## SELECTED EXTRACT
════════════════

Accounts of Materials Research
- Discipline: materials science, engineering
- Language: English
- Edited by: Jiaxing Huang

Publication details
- History: 2020–present
- Publisher: ShanghaiTech University/American Chemical Society
- Frequency: Monthly
- Open access: Hybrid
- Impact factor: 14.6 (2022)

Standard abbreviations
- ISO 4: Acc. Mater. Res.

Indexing
- CODEN: AMRCDA
- ISSN: 2643-6728
- LCCN: 2019201276
- OCLC no.: 1100761406

Links
- Journal homepage; Online access; Online archive;

= Accounts of Materials Research =

Accounts of Materials Research (材料研究述評) is a monthly peer-reviewed scientific journal published in partnership between ShanghaiTech University and American Chemical Society. It was rewarded by the Chinese government through Action Plan for the Excellence of Chinese STM Journals in 2020.

The journal is a subscription-access publication that has committed to publishing an increasing number of open access articles, with a future target of transitioning to 100% open access.

==Abstracting and indexing==
The journal is abstracted and indexed in:
- Chemical Abstracts Service
- Emerging Sources Citation Index
- Scopus
According to the Journal Citation Reports, the journal has a 2022 impact factor of 14.6.

════════════════

## SOURCE DATA
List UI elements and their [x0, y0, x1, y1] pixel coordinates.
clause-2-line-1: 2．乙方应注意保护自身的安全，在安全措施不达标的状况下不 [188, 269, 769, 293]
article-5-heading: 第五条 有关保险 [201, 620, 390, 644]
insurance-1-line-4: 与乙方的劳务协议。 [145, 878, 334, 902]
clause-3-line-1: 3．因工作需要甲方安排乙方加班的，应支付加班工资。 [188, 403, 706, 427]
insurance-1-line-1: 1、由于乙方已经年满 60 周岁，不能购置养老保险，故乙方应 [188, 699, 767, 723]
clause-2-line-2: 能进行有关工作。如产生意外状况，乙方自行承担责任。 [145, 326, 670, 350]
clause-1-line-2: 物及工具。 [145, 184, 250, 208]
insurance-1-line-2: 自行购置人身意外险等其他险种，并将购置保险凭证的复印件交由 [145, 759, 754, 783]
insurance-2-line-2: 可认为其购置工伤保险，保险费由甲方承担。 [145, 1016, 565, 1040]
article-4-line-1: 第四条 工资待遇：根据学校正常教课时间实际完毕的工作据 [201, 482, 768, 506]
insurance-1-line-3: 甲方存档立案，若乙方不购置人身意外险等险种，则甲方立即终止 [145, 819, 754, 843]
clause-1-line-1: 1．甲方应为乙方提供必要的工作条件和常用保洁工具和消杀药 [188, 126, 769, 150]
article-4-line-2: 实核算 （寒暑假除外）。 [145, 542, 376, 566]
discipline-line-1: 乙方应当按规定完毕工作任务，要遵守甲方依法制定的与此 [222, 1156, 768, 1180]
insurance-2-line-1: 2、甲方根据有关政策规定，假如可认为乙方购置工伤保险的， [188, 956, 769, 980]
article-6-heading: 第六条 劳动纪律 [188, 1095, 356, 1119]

════════════════

## REQUIRED ACTION 1
Please reproduce the part of the Accounts of Materials Research text starting with "Accounts of Materials Research (材料研究述評)" and going on through "factor of 14.6.", word for word.
## REQUIRED ACTION 2
According to the Accounts of Materials Research text, which university publishes the journal in partnership with the American Chemical Society?

## EXERCISE RESPONSE 1
Accounts of Materials Research (材料研究述評) is a monthly peer-reviewed scientific journal published in partnership between ShanghaiTech University and American Chemical Society. It was rewarded by the Chinese government through Action Plan for the Excellence of Chinese STM Journals in 2020.

The journal is a subscription-access publication that has committed to publishing an increasing number of open access articles, with a future target of transitioning to 100% open access.

==Abstracting and indexing==
The journal is abstracted and indexed in:
- Chemical Abstracts Service
- Emerging Sources Citation Index
- Scopus
According to the Journal Citation Reports, the journal has a 2022 impact factor of 14.6.

## EXERCISE RESPONSE 2
ShanghaiTech University